» Request
Return all the data below as it stands, minus the pictures.

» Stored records
───
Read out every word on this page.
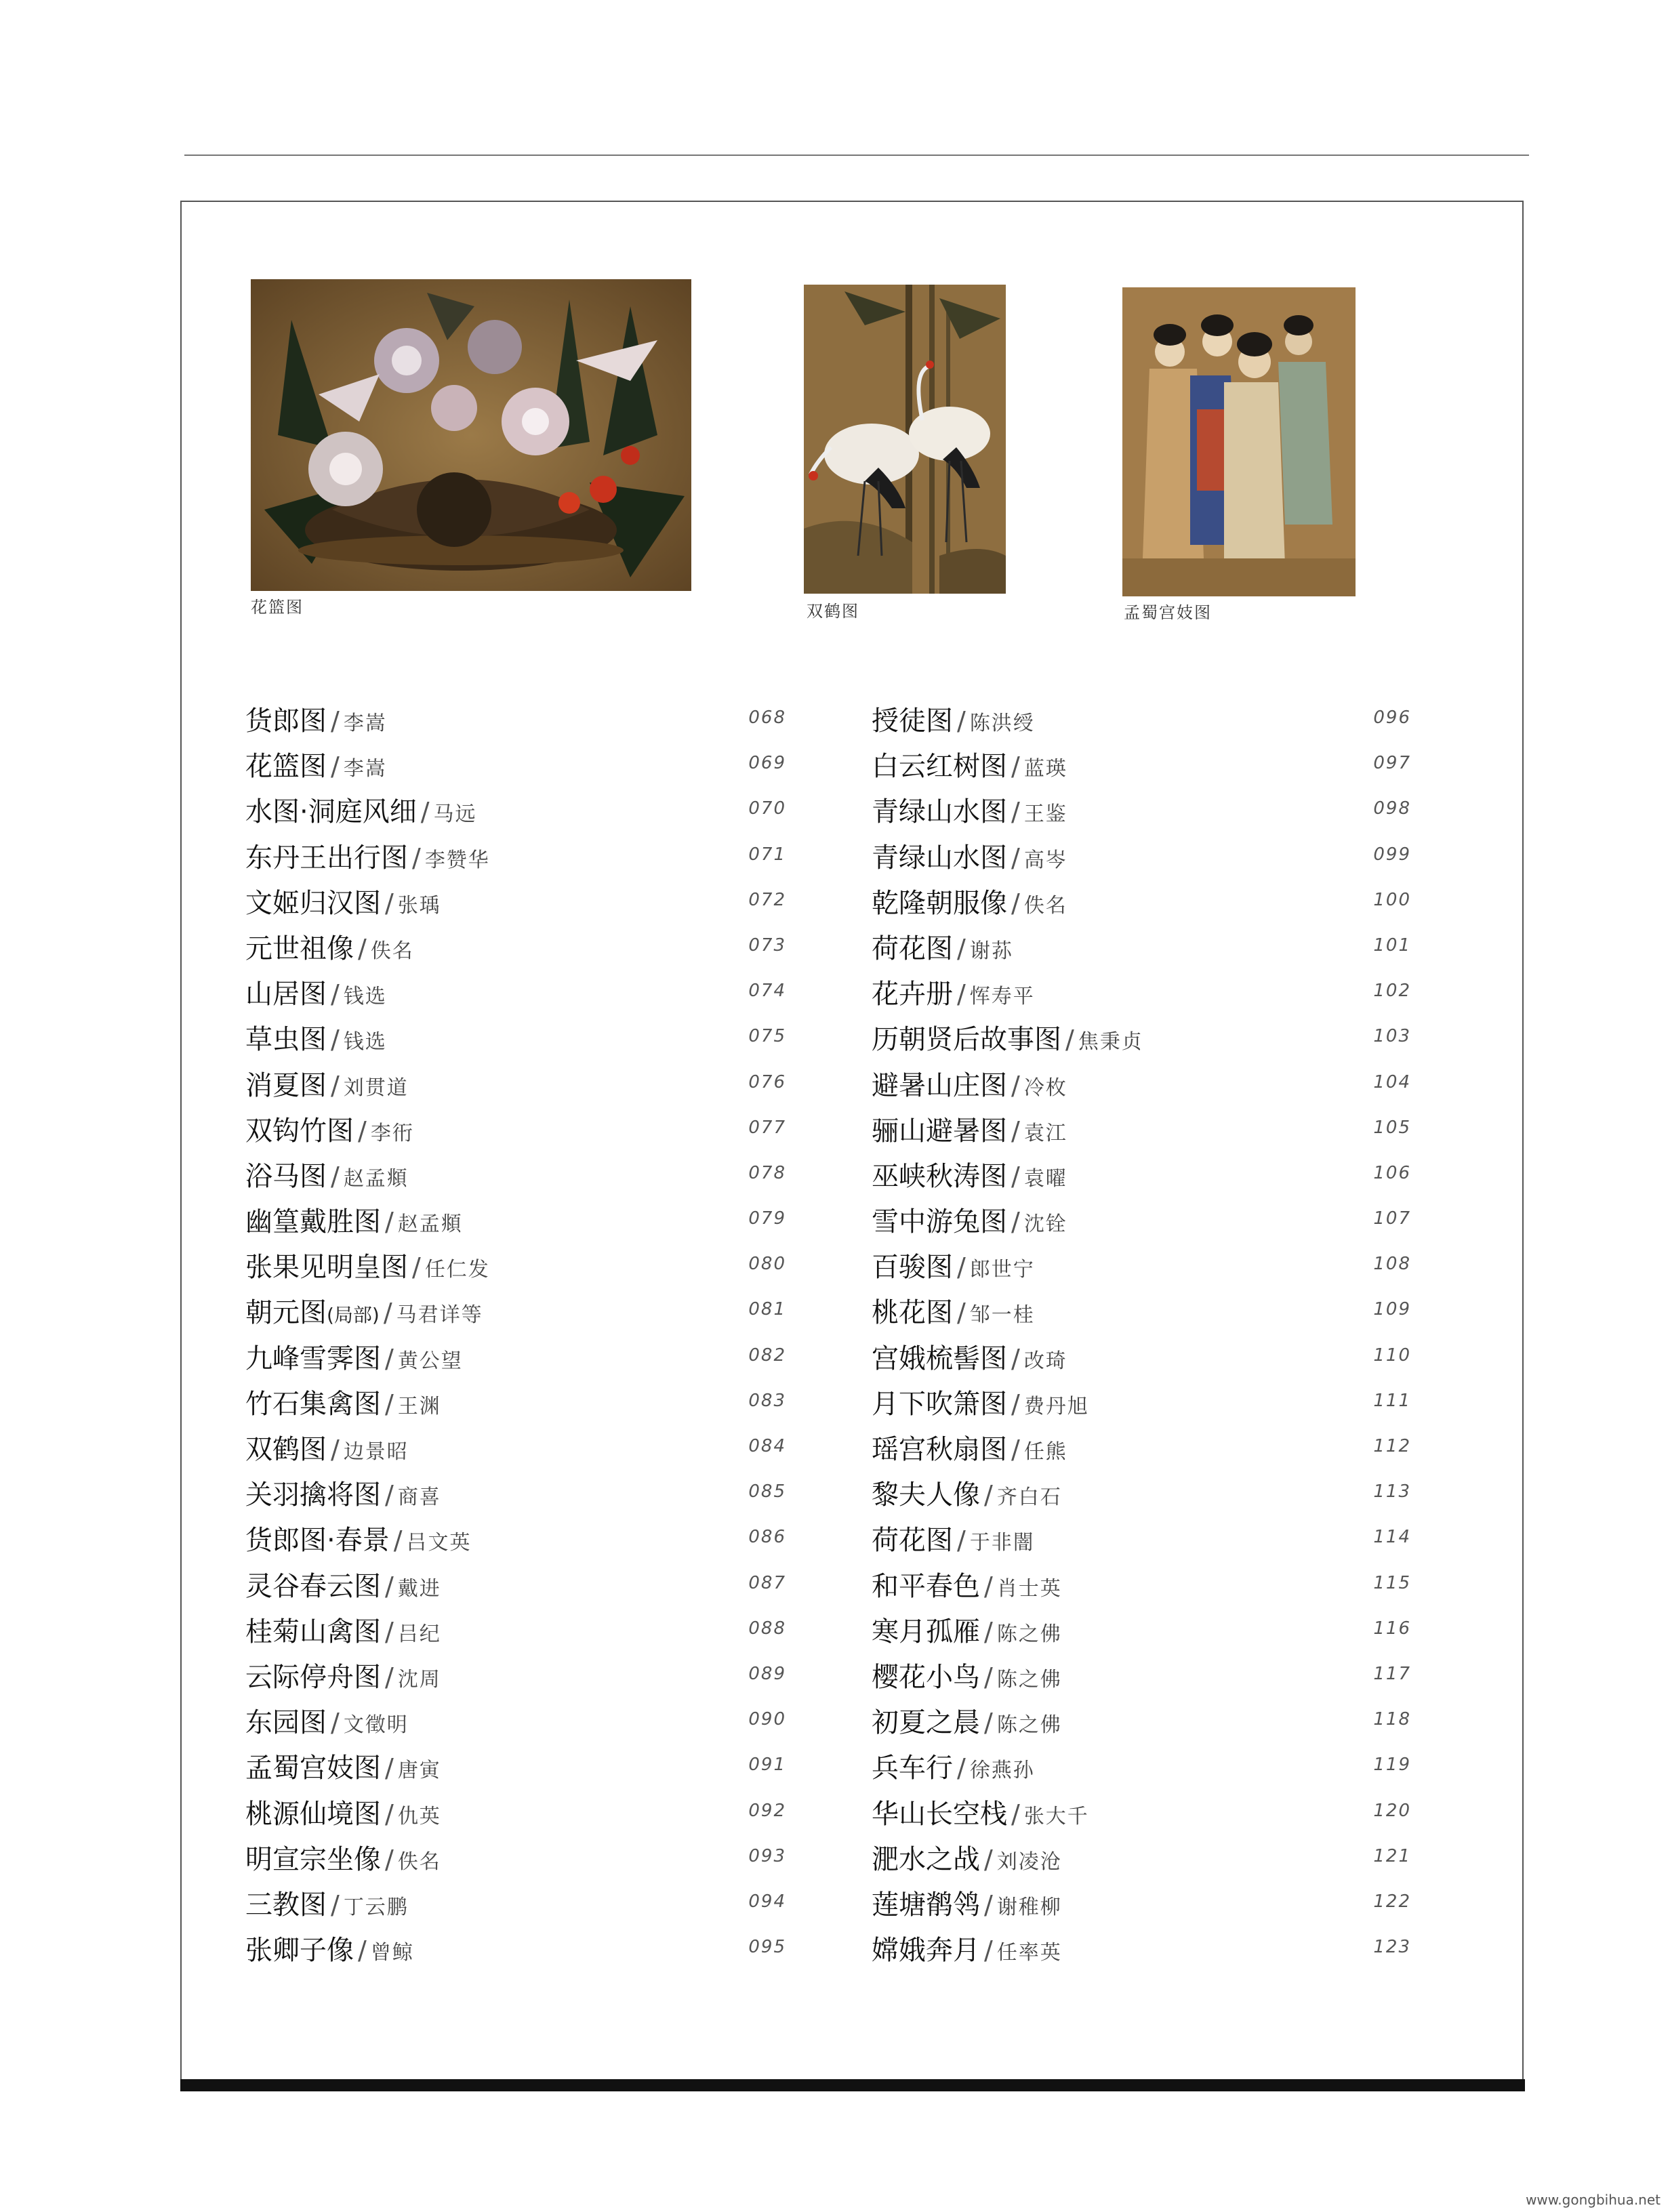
花篮图	双鹤图	孟蜀宫妓图
货郎图 / 李嵩	068
花篮图 / 李嵩	069
水图·洞庭风细 / 马远	070
东丹王出行图 / 李赞华	071
文姬归汉图 / 张瑀	072
元世祖像 / 佚名	073
山居图 / 钱选	074
草虫图 / 钱选	075
消夏图 / 刘贯道	076
双钩竹图 / 李衎	077
浴马图 / 赵孟頫	078
幽篁戴胜图 / 赵孟頫	079
张果见明皇图 / 任仁发	080
朝元图(局部) / 马君详等	081
九峰雪霁图 / 黄公望	082
竹石集禽图 / 王渊	083
双鹤图 / 边景昭	084
关羽擒将图 / 商喜	085
货郎图·春景 / 吕文英	086
灵谷春云图 / 戴进	087
桂菊山禽图 / 吕纪	088
云际停舟图 / 沈周	089
东园图 / 文徵明	090
孟蜀宫妓图 / 唐寅	091
桃源仙境图 / 仇英	092
明宣宗坐像 / 佚名	093
三教图 / 丁云鹏	094
张卿子像 / 曾鲸	095
授徒图 / 陈洪绶	096
白云红树图 / 蓝瑛	097
青绿山水图 / 王鉴	098
青绿山水图 / 高岑	099
乾隆朝服像 / 佚名	100
荷花图 / 谢荪	101
花卉册 / 恽寿平	102
历朝贤后故事图 / 焦秉贞	103
避暑山庄图 / 冷枚	104
骊山避暑图 / 袁江	105
巫峡秋涛图 / 袁曜	106
雪中游兔图 / 沈铨	107
百骏图 / 郎世宁	108
桃花图 / 邹一桂	109
宫娥梳髻图 / 改琦	110
月下吹箫图 / 费丹旭	111
瑶宫秋扇图 / 任熊	112
黎夫人像 / 齐白石	113
荷花图 / 于非闇	114
和平春色 / 肖士英	115
寒月孤雁 / 陈之佛	116
樱花小鸟 / 陈之佛	117
初夏之晨 / 陈之佛	118
兵车行 / 徐燕孙	119
华山长空栈 / 张大千	120
淝水之战 / 刘凌沧	121
莲塘鹡鸰 / 谢稚柳	122
嫦娥奔月 / 任率英	123
www.gongbihua.net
───
» Final result
Read out every word on this page.
花篮图	双鹤图	孟蜀宫妓图
货郎图 / 李嵩	068
花篮图 / 李嵩	069
水图·洞庭风细 / 马远	070
东丹王出行图 / 李赞华	071
文姬归汉图 / 张瑀	072
元世祖像 / 佚名	073
山居图 / 钱选	074
草虫图 / 钱选	075
消夏图 / 刘贯道	076
双钩竹图 / 李衎	077
浴马图 / 赵孟頫	078
幽篁戴胜图 / 赵孟頫	079
张果见明皇图 / 任仁发	080
朝元图(局部) / 马君详等	081
九峰雪霁图 / 黄公望	082
竹石集禽图 / 王渊	083
双鹤图 / 边景昭	084
关羽擒将图 / 商喜	085
货郎图·春景 / 吕文英	086
灵谷春云图 / 戴进	087
桂菊山禽图 / 吕纪	088
云际停舟图 / 沈周	089
东园图 / 文徵明	090
孟蜀宫妓图 / 唐寅	091
桃源仙境图 / 仇英	092
明宣宗坐像 / 佚名	093
三教图 / 丁云鹏	094
张卿子像 / 曾鲸	095
授徒图 / 陈洪绶	096
白云红树图 / 蓝瑛	097
青绿山水图 / 王鉴	098
青绿山水图 / 高岑	099
乾隆朝服像 / 佚名	100
荷花图 / 谢荪	101
花卉册 / 恽寿平	102
历朝贤后故事图 / 焦秉贞	103
避暑山庄图 / 冷枚	104
骊山避暑图 / 袁江	105
巫峡秋涛图 / 袁曜	106
雪中游兔图 / 沈铨	107
百骏图 / 郎世宁	108
桃花图 / 邹一桂	109
宫娥梳髻图 / 改琦	110
月下吹箫图 / 费丹旭	111
瑶宫秋扇图 / 任熊	112
黎夫人像 / 齐白石	113
荷花图 / 于非闇	114
和平春色 / 肖士英	115
寒月孤雁 / 陈之佛	116
樱花小鸟 / 陈之佛	117
初夏之晨 / 陈之佛	118
兵车行 / 徐燕孙	119
华山长空栈 / 张大千	120
淝水之战 / 刘凌沧	121
莲塘鹡鸰 / 谢稚柳	122
嫦娥奔月 / 任率英	123
www.gongbihua.net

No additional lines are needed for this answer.